▸ **SUPPLIED ENTRIES**:
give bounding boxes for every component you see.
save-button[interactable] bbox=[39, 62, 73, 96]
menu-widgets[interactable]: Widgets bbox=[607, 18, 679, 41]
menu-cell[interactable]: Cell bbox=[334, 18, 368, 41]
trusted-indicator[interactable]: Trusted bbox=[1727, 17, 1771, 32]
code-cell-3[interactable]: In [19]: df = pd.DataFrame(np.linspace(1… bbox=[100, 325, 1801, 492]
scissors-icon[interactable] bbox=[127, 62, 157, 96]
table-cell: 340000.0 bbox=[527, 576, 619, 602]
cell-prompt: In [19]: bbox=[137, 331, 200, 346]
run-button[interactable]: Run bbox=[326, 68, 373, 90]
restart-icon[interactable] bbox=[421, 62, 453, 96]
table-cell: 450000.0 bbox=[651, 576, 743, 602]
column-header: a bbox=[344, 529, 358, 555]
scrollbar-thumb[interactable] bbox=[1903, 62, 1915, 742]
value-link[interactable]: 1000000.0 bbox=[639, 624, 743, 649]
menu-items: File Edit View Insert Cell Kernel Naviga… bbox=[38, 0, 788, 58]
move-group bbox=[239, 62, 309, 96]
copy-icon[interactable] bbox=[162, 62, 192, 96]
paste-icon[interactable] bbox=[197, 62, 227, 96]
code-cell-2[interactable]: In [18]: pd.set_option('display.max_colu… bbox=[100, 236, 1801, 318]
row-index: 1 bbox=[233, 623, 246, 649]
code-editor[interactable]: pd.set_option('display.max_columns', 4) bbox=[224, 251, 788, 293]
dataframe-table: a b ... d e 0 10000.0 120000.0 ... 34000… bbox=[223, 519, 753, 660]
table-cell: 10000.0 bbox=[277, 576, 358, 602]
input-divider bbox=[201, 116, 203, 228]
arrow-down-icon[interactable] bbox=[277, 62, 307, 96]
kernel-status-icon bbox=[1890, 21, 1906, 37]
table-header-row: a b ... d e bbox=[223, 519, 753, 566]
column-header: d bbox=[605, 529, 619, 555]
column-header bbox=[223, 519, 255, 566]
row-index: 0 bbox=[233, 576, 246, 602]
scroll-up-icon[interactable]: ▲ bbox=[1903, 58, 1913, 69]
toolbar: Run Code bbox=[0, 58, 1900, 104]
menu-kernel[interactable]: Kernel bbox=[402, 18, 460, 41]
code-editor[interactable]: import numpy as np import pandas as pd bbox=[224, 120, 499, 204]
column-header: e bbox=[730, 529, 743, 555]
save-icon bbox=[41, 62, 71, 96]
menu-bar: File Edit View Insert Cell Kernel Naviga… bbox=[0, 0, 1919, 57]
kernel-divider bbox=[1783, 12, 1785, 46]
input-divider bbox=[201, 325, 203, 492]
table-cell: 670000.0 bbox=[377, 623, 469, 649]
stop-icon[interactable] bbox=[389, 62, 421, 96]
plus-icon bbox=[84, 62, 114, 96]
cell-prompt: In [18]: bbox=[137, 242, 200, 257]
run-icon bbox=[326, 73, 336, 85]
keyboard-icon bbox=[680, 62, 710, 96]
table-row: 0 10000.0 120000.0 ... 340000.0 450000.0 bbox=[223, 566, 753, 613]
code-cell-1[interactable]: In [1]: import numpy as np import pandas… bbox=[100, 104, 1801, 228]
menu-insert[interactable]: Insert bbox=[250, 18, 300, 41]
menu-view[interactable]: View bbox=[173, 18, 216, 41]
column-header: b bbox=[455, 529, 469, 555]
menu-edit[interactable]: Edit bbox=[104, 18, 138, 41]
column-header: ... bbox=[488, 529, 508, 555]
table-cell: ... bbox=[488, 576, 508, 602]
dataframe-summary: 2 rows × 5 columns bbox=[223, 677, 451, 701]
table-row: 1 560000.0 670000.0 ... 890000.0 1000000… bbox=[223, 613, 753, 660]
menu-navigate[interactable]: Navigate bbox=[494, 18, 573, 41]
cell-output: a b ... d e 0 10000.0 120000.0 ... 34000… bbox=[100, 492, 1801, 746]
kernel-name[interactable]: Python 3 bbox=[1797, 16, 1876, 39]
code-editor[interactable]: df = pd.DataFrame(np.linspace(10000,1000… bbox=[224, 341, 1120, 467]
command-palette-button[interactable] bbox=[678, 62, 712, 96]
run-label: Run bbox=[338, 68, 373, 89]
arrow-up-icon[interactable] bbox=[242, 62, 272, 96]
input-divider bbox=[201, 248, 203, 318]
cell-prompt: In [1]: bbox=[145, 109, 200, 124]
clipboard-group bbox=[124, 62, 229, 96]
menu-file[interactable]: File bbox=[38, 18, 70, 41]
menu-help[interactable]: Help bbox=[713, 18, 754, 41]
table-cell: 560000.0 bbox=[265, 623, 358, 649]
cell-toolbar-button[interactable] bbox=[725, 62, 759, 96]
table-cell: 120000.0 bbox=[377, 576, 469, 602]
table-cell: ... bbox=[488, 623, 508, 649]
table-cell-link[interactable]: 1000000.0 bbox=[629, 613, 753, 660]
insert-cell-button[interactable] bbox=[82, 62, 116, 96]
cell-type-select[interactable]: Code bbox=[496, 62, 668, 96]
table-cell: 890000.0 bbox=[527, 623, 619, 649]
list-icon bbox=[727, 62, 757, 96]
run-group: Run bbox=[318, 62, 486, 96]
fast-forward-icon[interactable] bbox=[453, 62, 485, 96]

▸ **WHAT IS ASKED**:
Please retype the listing above line for line, changing nothing.

▸ **FINAL RESULT**:
give bounding boxes for every component you see.
save-button[interactable] bbox=[39, 62, 73, 96]
menu-widgets[interactable]: Widgets bbox=[607, 18, 679, 41]
menu-cell[interactable]: Cell bbox=[334, 18, 368, 41]
trusted-indicator[interactable]: Trusted bbox=[1727, 17, 1771, 32]
code-cell-3[interactable]: In [19]: df = pd.DataFrame(np.linspace(1… bbox=[100, 325, 1801, 492]
scissors-icon[interactable] bbox=[127, 62, 157, 96]
table-cell: 340000.0 bbox=[527, 576, 619, 602]
cell-prompt: In [19]: bbox=[137, 331, 200, 346]
run-button[interactable]: Run bbox=[326, 68, 373, 90]
restart-icon[interactable] bbox=[421, 62, 453, 96]
table-cell: 450000.0 bbox=[651, 576, 743, 602]
column-header: a bbox=[344, 529, 358, 555]
scrollbar-thumb[interactable] bbox=[1903, 62, 1915, 742]
value-link[interactable]: 1000000.0 bbox=[639, 624, 743, 649]
menu-items: File Edit View Insert Cell Kernel Naviga… bbox=[38, 0, 788, 58]
move-group bbox=[239, 62, 309, 96]
copy-icon[interactable] bbox=[162, 62, 192, 96]
paste-icon[interactable] bbox=[197, 62, 227, 96]
code-cell-2[interactable]: In [18]: pd.set_option('display.max_colu… bbox=[100, 236, 1801, 318]
row-index: 1 bbox=[233, 623, 246, 649]
code-editor[interactable]: pd.set_option('display.max_columns', 4) bbox=[224, 251, 788, 293]
dataframe-table: a b ... d e 0 10000.0 120000.0 ... 34000… bbox=[223, 519, 753, 660]
table-cell: 10000.0 bbox=[277, 576, 358, 602]
input-divider bbox=[201, 116, 203, 228]
arrow-down-icon[interactable] bbox=[277, 62, 307, 96]
kernel-status-icon bbox=[1890, 21, 1906, 37]
table-header-row: a b ... d e bbox=[223, 519, 753, 566]
column-header: d bbox=[605, 529, 619, 555]
column-header bbox=[223, 519, 255, 566]
row-index: 0 bbox=[233, 576, 246, 602]
scroll-up-icon[interactable]: ▲ bbox=[1903, 58, 1913, 69]
toolbar: Run Code bbox=[0, 58, 1900, 104]
menu-kernel[interactable]: Kernel bbox=[402, 18, 460, 41]
code-editor[interactable]: import numpy as np import pandas as pd bbox=[224, 120, 499, 204]
column-header: e bbox=[730, 529, 743, 555]
save-icon bbox=[41, 62, 71, 96]
menu-bar: File Edit View Insert Cell Kernel Naviga… bbox=[0, 0, 1919, 57]
kernel-divider bbox=[1783, 12, 1785, 46]
input-divider bbox=[201, 325, 203, 492]
table-cell: 670000.0 bbox=[377, 623, 469, 649]
stop-icon[interactable] bbox=[389, 62, 421, 96]
plus-icon bbox=[84, 62, 114, 96]
cell-prompt: In [18]: bbox=[137, 242, 200, 257]
run-icon bbox=[326, 73, 336, 85]
keyboard-icon bbox=[680, 62, 710, 96]
table-row: 0 10000.0 120000.0 ... 340000.0 450000.0 bbox=[223, 566, 753, 613]
code-cell-1[interactable]: In [1]: import numpy as np import pandas… bbox=[100, 104, 1801, 228]
menu-insert[interactable]: Insert bbox=[250, 18, 300, 41]
menu-view[interactable]: View bbox=[173, 18, 216, 41]
column-header: b bbox=[455, 529, 469, 555]
menu-edit[interactable]: Edit bbox=[104, 18, 138, 41]
column-header: ... bbox=[488, 529, 508, 555]
table-cell: ... bbox=[488, 576, 508, 602]
dataframe-summary: 2 rows × 5 columns bbox=[223, 677, 451, 701]
table-row: 1 560000.0 670000.0 ... 890000.0 1000000… bbox=[223, 613, 753, 660]
menu-navigate[interactable]: Navigate bbox=[494, 18, 573, 41]
cell-output: a b ... d e 0 10000.0 120000.0 ... 34000… bbox=[100, 492, 1801, 746]
kernel-name[interactable]: Python 3 bbox=[1797, 16, 1876, 39]
code-editor[interactable]: df = pd.DataFrame(np.linspace(10000,1000… bbox=[224, 341, 1120, 467]
command-palette-button[interactable] bbox=[678, 62, 712, 96]
run-label: Run bbox=[338, 68, 373, 89]
arrow-up-icon[interactable] bbox=[242, 62, 272, 96]
input-divider bbox=[201, 248, 203, 318]
cell-prompt: In [1]: bbox=[145, 109, 200, 124]
clipboard-group bbox=[124, 62, 229, 96]
menu-file[interactable]: File bbox=[38, 18, 70, 41]
menu-help[interactable]: Help bbox=[713, 18, 754, 41]
table-cell: 560000.0 bbox=[265, 623, 358, 649]
cell-toolbar-button[interactable] bbox=[725, 62, 759, 96]
table-cell: 120000.0 bbox=[377, 576, 469, 602]
table-cell: ... bbox=[488, 623, 508, 649]
table-cell-link[interactable]: 1000000.0 bbox=[629, 613, 753, 660]
insert-cell-button[interactable] bbox=[82, 62, 116, 96]
cell-type-select[interactable]: Code bbox=[496, 62, 668, 96]
table-cell: 890000.0 bbox=[527, 623, 619, 649]
list-icon bbox=[727, 62, 757, 96]
run-group: Run bbox=[318, 62, 486, 96]
fast-forward-icon[interactable] bbox=[453, 62, 485, 96]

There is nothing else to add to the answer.